> Work instruction: Copy out all of the data that follows, exactly as it appears.

═══ Material to process

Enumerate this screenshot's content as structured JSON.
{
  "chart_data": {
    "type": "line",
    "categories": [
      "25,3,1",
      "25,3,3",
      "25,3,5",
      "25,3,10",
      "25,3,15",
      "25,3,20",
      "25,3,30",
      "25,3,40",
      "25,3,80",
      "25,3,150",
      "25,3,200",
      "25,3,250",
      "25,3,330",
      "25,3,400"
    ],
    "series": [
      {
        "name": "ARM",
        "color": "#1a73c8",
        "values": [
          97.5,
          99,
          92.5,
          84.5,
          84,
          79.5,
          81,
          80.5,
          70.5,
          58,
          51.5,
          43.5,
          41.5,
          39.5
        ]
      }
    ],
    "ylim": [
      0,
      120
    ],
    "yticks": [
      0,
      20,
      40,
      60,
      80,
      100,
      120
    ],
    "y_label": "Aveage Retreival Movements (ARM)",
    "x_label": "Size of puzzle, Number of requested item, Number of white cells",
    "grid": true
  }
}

══════

> Exercise output:
Enumerate this screenshot's content as structured JSON.
{
  "chart_data": {
    "type": "line",
    "categories": [
      "25,3,1",
      "25,3,3",
      "25,3,5",
      "25,3,10",
      "25,3,15",
      "25,3,20",
      "25,3,30",
      "25,3,40",
      "25,3,80",
      "25,3,150",
      "25,3,200",
      "25,3,250",
      "25,3,330",
      "25,3,400"
    ],
    "series": [
      {
        "name": "ARM",
        "color": "#1a73c8",
        "values": [
          97.5,
          99,
          92.5,
          84.5,
          84,
          79.5,
          81,
          80.5,
          70.5,
          58,
          51.5,
          43.5,
          41.5,
          39.5
        ]
      }
    ],
    "ylim": [
      0,
      120
    ],
    "yticks": [
      0,
      20,
      40,
      60,
      80,
      100,
      120
    ],
    "y_label": "Aveage Retreival Movements (ARM)",
    "x_label": "Size of puzzle, Number of requested item, Number of white cells",
    "grid": true
  }
}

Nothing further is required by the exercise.